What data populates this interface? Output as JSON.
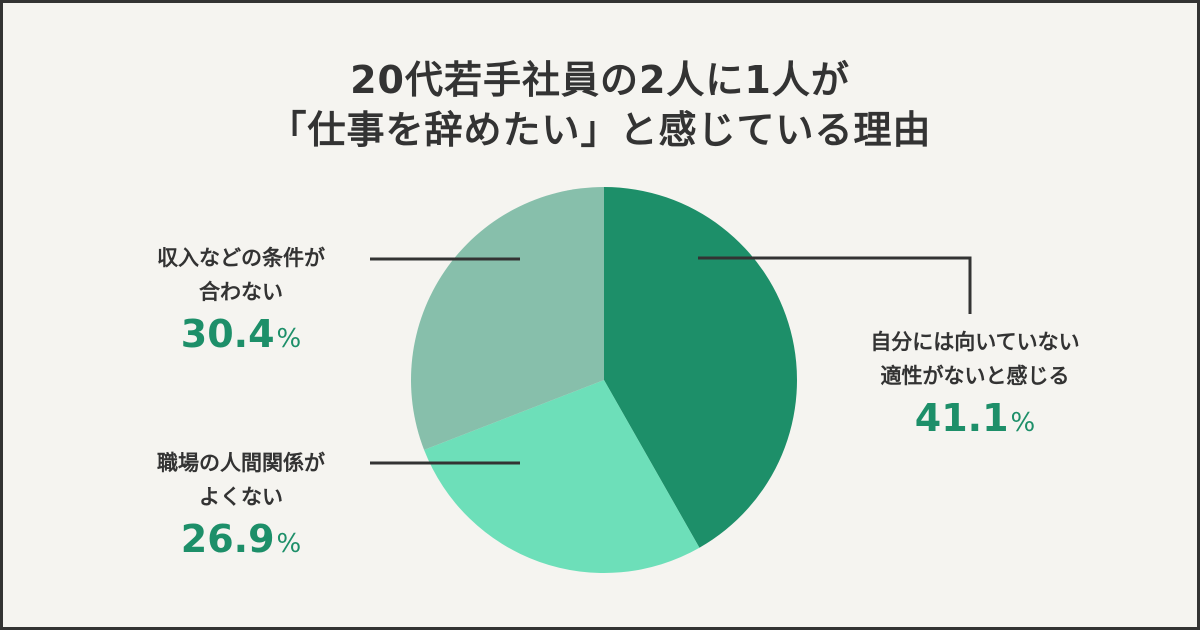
{
  "title": {
    "line1": "20代若手社員の2人に1人が",
    "line2": "「仕事を辞めたい」と感じている理由"
  },
  "labels": [
    {
      "line1": "自分には向いていない",
      "line2": "適性がないと感じる",
      "value": "41.1",
      "unit": "%"
    },
    {
      "line1": "職場の人間関係が",
      "line2": "よくない",
      "value": "26.9",
      "unit": "%"
    },
    {
      "line1": "収入などの条件が",
      "line2": "合わない",
      "value": "30.4",
      "unit": "%"
    }
  ],
  "colors": {
    "background": "#f5f4f0",
    "border": "#333333",
    "text": "#333333",
    "accent": "#1d8f69",
    "slice1": "#1d8f69",
    "slice2": "#6ddfb9",
    "slice3": "#87bfab"
  },
  "chart_data": {
    "type": "pie",
    "title": "20代若手社員の2人に1人が「仕事を辞めたい」と感じている理由",
    "categories": [
      "自分には向いていない 適性がないと感じる",
      "職場の人間関係がよくない",
      "収入などの条件が合わない"
    ],
    "values": [
      41.1,
      26.9,
      30.4
    ],
    "unit": "%",
    "start_angle": "12 o'clock, clockwise",
    "legend": "callout labels with leader lines"
  }
}
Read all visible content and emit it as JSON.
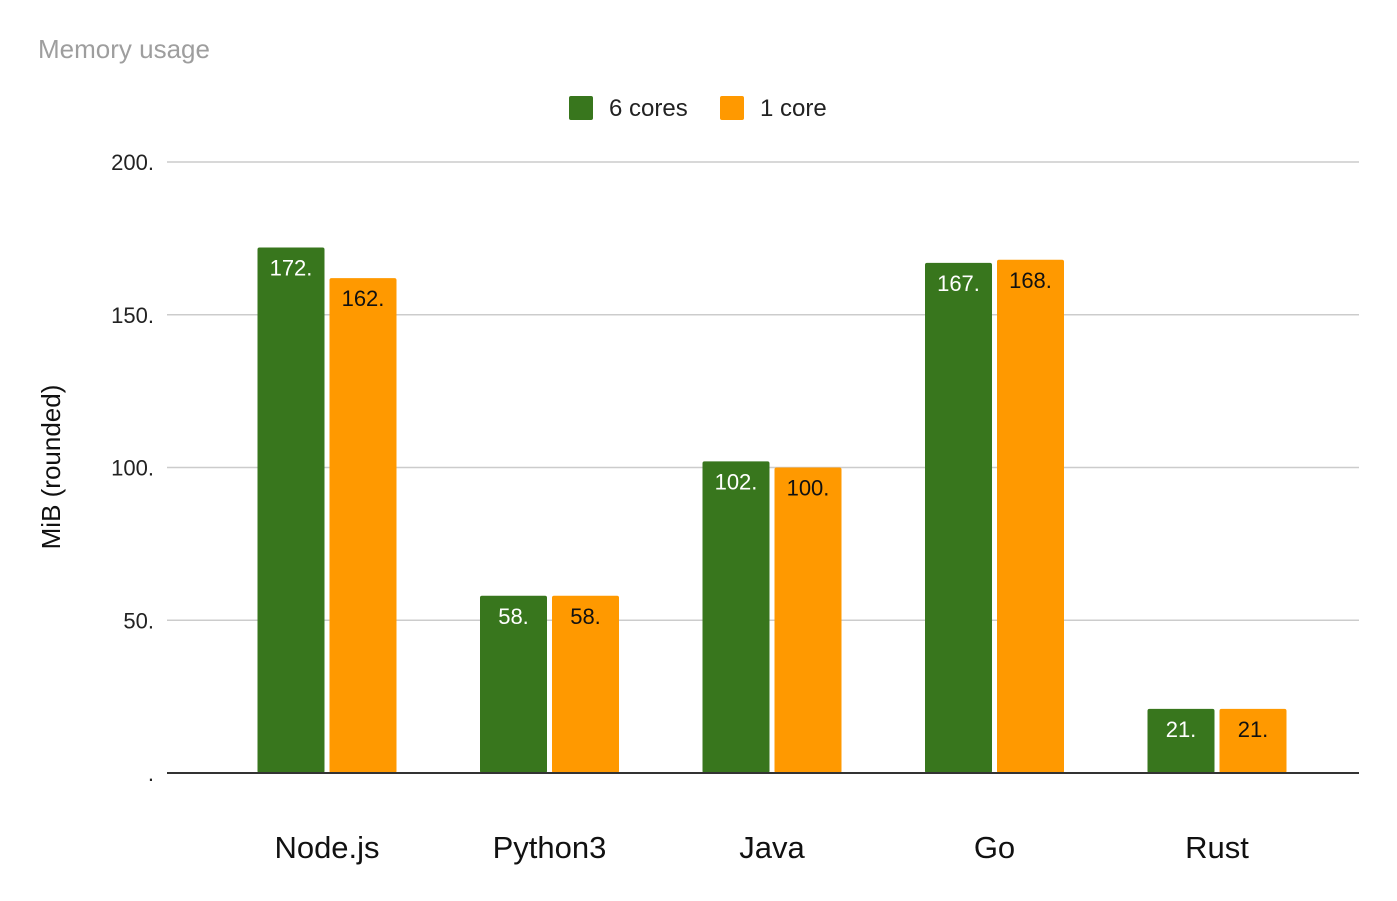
{
  "chart_data": {
    "type": "bar",
    "title": "Memory usage",
    "ylabel": "MiB (rounded)",
    "xlabel": "",
    "categories": [
      "Node.js",
      "Python3",
      "Java",
      "Go",
      "Rust"
    ],
    "series": [
      {
        "name": "6 cores",
        "color": "#38761d",
        "values": [
          172,
          58,
          102,
          167,
          21
        ],
        "data_labels": [
          "172.",
          "58.",
          "102.",
          "167.",
          "21."
        ],
        "label_color": "#ffffff"
      },
      {
        "name": "1 core",
        "color": "#ff9900",
        "values": [
          162,
          58,
          100,
          168,
          21
        ],
        "data_labels": [
          "162.",
          "58.",
          "100.",
          "168.",
          "21."
        ],
        "label_color": "#111111"
      }
    ],
    "ylim": [
      0,
      200
    ],
    "yticks": [
      0,
      50,
      100,
      150,
      200
    ],
    "ytick_labels": [
      ".",
      "50.",
      "100.",
      "150.",
      "200."
    ],
    "grid": true,
    "legend_position": "top-center"
  }
}
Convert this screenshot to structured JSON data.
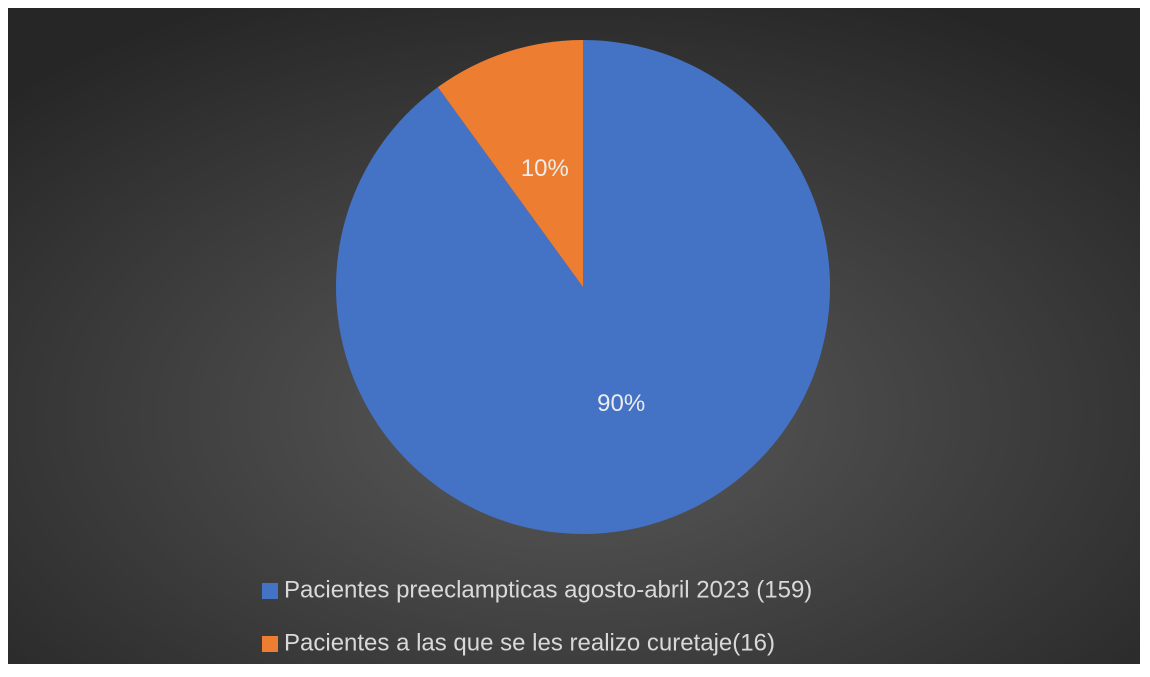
{
  "chart_data": {
    "type": "pie",
    "categories": [
      "Pacientes preeclampticas agosto-abril 2023 (159)",
      "Pacientes a las que se les realizo curetaje(16)"
    ],
    "values": [
      90,
      10
    ],
    "value_labels": [
      "90%",
      "10%"
    ],
    "colors": [
      "#4472c4",
      "#ed7d31"
    ],
    "legend": "bottom"
  }
}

================

▶ Written exercise
Leave out the pictures and reproduce the rest of the listing exactly.

▶ Output for this exercise
What data populates this interface? Output as JSON.
{
  "title": {
    "line1": "20代若手社員の2人に1人が",
    "line2": "「仕事を辞めたい」と感じている理由"
  },
  "labels": [
    {
      "line1": "自分には向いていない",
      "line2": "適性がないと感じる",
      "value": "41.1",
      "unit": "%"
    },
    {
      "line1": "職場の人間関係が",
      "line2": "よくない",
      "value": "26.9",
      "unit": "%"
    },
    {
      "line1": "収入などの条件が",
      "line2": "合わない",
      "value": "30.4",
      "unit": "%"
    }
  ],
  "colors": {
    "background": "#f5f4f0",
    "border": "#333333",
    "text": "#333333",
    "accent": "#1d8f69",
    "slice1": "#1d8f69",
    "slice2": "#6ddfb9",
    "slice3": "#87bfab"
  },
  "chart_data": {
    "type": "pie",
    "title": "20代若手社員の2人に1人が「仕事を辞めたい」と感じている理由",
    "categories": [
      "自分には向いていない 適性がないと感じる",
      "職場の人間関係がよくない",
      "収入などの条件が合わない"
    ],
    "values": [
      41.1,
      26.9,
      30.4
    ],
    "unit": "%",
    "start_angle": "12 o'clock, clockwise",
    "legend": "callout labels with leader lines"
  }
}
Read all visible content and emit it as JSON.
{
  "chart_data": {
    "type": "bar",
    "title": "Memory usage",
    "ylabel": "MiB (rounded)",
    "xlabel": "",
    "categories": [
      "Node.js",
      "Python3",
      "Java",
      "Go",
      "Rust"
    ],
    "series": [
      {
        "name": "6 cores",
        "color": "#38761d",
        "values": [
          172,
          58,
          102,
          167,
          21
        ],
        "data_labels": [
          "172.",
          "58.",
          "102.",
          "167.",
          "21."
        ],
        "label_color": "#ffffff"
      },
      {
        "name": "1 core",
        "color": "#ff9900",
        "values": [
          162,
          58,
          100,
          168,
          21
        ],
        "data_labels": [
          "162.",
          "58.",
          "100.",
          "168.",
          "21."
        ],
        "label_color": "#111111"
      }
    ],
    "ylim": [
      0,
      200
    ],
    "yticks": [
      0,
      50,
      100,
      150,
      200
    ],
    "ytick_labels": [
      ".",
      "50.",
      "100.",
      "150.",
      "200."
    ],
    "grid": true,
    "legend_position": "top-center"
  }
}
Convert this screenshot to structured JSON data.
{
  "chart_data": {
    "type": "pie",
    "categories": [
      "Pacientes preeclampticas agosto-abril 2023 (159)",
      "Pacientes a las que se les realizo curetaje(16)"
    ],
    "values": [
      90,
      10
    ],
    "value_labels": [
      "90%",
      "10%"
    ],
    "colors": [
      "#4472c4",
      "#ed7d31"
    ],
    "legend": "bottom"
  }
}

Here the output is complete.